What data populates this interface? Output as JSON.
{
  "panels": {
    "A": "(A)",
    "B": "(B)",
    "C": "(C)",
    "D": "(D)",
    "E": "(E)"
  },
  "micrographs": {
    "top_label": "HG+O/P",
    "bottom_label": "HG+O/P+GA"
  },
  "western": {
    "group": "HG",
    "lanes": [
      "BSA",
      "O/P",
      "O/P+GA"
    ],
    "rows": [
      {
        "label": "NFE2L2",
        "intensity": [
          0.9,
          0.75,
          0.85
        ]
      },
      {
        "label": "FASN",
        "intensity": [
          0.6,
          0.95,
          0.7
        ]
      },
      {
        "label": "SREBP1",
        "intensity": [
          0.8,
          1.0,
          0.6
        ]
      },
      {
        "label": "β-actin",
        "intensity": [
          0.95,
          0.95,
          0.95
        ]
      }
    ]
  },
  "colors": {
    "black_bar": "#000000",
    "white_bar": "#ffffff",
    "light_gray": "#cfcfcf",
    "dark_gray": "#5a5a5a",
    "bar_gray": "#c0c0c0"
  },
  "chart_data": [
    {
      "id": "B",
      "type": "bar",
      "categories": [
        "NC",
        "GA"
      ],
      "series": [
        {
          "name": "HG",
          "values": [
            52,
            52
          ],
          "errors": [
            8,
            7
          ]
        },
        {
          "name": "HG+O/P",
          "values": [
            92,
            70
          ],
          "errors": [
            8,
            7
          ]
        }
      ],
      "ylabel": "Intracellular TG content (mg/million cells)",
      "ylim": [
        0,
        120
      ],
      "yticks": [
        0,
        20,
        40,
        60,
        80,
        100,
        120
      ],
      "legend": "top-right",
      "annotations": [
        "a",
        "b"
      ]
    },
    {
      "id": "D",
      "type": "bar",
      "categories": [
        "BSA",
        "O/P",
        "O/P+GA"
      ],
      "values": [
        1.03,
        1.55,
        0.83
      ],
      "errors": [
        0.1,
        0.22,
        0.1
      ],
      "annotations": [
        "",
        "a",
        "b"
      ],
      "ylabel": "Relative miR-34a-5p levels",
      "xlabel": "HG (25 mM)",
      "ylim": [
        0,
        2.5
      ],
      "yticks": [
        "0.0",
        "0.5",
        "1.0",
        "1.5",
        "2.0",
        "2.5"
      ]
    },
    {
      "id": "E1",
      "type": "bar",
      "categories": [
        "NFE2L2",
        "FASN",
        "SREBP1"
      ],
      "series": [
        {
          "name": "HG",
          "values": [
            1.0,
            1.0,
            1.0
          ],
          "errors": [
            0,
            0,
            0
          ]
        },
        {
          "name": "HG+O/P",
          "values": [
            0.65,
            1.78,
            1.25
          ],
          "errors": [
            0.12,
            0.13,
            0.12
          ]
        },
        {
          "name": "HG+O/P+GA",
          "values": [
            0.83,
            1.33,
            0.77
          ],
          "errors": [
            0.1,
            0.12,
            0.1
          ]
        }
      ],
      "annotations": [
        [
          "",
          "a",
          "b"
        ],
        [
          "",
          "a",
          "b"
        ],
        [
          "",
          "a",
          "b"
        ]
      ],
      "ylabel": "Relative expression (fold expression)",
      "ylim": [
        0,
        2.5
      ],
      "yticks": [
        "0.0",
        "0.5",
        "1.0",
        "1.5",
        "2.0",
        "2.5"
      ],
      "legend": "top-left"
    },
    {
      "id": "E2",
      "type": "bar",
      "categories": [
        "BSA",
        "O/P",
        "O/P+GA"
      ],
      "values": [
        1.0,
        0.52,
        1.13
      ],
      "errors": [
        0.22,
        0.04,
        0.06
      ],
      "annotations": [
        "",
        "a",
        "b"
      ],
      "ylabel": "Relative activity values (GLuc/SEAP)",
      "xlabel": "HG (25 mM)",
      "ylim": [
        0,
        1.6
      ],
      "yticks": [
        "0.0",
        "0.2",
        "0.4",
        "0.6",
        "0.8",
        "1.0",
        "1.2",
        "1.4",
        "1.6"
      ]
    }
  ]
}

____________________

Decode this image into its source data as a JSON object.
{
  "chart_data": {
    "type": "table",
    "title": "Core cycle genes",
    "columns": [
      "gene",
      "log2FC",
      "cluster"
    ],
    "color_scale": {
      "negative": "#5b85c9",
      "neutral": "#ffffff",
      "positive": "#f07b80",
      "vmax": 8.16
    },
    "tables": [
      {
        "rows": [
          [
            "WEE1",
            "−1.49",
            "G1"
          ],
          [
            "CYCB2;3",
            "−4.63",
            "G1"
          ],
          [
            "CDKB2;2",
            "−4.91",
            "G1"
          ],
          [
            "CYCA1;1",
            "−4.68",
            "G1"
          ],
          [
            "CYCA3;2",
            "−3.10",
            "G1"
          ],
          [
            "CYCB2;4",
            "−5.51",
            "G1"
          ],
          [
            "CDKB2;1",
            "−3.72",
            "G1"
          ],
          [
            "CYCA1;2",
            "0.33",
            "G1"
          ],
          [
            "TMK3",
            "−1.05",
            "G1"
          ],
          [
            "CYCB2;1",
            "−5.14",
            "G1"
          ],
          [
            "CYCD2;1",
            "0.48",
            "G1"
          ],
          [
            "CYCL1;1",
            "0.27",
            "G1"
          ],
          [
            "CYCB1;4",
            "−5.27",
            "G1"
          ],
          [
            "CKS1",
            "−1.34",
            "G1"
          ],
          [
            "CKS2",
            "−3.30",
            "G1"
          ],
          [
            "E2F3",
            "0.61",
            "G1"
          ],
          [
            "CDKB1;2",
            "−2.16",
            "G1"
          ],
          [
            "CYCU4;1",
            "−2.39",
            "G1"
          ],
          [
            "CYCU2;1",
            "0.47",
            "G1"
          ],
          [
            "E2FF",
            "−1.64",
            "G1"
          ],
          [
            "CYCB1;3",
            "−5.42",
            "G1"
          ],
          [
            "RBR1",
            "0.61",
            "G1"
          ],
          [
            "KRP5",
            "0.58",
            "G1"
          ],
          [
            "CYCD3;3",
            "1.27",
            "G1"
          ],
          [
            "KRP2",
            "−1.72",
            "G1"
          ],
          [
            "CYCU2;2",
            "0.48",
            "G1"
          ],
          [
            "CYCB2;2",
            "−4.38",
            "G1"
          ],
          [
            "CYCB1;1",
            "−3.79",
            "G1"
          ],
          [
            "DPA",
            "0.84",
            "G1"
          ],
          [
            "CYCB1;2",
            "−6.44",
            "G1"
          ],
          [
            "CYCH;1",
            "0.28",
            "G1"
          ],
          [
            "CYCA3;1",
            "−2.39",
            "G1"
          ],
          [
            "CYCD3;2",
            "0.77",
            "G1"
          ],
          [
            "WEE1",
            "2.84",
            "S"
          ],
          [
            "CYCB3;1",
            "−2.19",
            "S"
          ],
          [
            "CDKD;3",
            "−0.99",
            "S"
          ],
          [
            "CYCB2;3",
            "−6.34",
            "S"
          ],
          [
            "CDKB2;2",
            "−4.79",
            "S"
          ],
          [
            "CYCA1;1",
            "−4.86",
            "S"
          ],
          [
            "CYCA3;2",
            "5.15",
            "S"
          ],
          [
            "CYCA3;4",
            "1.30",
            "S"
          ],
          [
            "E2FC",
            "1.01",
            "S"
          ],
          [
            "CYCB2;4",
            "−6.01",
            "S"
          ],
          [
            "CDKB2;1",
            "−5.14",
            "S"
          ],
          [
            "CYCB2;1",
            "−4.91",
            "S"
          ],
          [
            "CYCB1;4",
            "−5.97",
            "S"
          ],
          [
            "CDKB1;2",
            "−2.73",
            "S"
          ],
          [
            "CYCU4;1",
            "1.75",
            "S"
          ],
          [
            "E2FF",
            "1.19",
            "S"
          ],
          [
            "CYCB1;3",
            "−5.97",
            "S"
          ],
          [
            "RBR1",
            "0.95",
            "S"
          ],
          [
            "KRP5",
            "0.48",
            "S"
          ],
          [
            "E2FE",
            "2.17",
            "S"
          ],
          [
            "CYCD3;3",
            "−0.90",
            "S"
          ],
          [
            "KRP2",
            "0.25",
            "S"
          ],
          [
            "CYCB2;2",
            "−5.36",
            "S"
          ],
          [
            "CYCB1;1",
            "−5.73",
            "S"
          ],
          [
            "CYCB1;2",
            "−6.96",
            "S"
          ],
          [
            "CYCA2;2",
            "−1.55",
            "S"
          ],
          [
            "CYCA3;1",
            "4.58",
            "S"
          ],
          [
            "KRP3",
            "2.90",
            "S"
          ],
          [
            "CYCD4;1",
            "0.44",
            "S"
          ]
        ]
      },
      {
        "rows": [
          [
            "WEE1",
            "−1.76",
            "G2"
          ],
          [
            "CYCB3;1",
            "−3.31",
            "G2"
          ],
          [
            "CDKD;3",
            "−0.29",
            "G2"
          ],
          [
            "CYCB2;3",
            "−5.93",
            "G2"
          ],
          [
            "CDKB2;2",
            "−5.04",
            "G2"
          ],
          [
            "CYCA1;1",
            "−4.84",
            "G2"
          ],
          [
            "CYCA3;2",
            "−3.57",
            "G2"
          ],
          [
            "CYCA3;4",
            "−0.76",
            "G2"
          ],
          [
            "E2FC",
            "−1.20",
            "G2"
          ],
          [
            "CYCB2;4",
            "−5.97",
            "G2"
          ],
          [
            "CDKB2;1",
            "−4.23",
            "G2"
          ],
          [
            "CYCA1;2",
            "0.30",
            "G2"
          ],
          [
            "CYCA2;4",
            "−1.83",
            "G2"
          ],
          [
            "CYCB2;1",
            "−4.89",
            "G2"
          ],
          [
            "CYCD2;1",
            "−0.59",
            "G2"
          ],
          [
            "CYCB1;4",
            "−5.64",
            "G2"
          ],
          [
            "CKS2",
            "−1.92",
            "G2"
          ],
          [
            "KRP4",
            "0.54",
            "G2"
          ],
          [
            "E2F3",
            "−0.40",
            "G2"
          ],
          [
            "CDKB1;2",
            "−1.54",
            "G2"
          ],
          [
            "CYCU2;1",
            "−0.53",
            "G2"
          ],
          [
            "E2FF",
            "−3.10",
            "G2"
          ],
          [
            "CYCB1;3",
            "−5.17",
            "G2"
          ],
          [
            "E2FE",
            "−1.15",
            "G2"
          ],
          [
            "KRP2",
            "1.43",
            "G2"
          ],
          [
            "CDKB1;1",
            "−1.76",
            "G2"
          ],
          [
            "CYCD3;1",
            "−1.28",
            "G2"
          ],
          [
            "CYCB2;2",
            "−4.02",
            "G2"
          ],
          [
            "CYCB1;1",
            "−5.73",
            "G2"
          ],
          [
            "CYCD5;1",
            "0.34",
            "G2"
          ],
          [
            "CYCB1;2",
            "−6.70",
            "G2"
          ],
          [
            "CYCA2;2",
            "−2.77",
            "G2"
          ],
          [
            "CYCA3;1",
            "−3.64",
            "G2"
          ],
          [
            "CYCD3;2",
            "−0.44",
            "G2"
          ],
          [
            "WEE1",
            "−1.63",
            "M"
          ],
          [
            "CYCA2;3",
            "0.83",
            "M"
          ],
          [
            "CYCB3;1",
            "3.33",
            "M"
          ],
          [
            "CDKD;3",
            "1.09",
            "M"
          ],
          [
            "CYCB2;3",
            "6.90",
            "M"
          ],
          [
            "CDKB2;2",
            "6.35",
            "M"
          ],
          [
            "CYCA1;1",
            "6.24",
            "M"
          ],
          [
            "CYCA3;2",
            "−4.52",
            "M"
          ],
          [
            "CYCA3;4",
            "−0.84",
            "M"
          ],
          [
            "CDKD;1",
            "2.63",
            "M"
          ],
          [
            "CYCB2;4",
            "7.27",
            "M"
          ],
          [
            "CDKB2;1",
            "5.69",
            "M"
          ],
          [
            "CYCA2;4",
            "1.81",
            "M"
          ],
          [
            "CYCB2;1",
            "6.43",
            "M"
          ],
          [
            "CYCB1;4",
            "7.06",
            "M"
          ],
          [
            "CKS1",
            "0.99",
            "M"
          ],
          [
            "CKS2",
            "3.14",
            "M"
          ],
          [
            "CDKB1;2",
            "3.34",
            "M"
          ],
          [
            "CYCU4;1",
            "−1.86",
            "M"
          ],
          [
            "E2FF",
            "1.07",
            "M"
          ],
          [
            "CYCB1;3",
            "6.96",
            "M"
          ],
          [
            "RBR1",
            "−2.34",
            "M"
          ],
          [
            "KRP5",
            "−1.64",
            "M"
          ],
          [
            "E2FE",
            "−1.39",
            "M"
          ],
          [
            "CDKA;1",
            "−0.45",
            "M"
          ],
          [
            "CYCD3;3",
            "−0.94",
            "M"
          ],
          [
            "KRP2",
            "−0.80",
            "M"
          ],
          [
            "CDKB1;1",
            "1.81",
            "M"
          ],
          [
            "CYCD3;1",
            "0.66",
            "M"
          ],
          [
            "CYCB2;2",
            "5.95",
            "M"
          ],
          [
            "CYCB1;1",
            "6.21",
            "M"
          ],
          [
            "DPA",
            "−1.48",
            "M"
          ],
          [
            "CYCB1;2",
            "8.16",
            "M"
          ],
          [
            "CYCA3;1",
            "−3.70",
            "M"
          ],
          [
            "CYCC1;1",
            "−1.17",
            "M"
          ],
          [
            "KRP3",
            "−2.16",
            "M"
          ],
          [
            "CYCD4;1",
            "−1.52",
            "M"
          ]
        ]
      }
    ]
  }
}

____________________

## [Try it]
Lines of the material that contain the word "JSON" are to be gathered.

## [Written response]
What data populates this interface? Output as JSON.
Decode this image into its source data as a JSON object.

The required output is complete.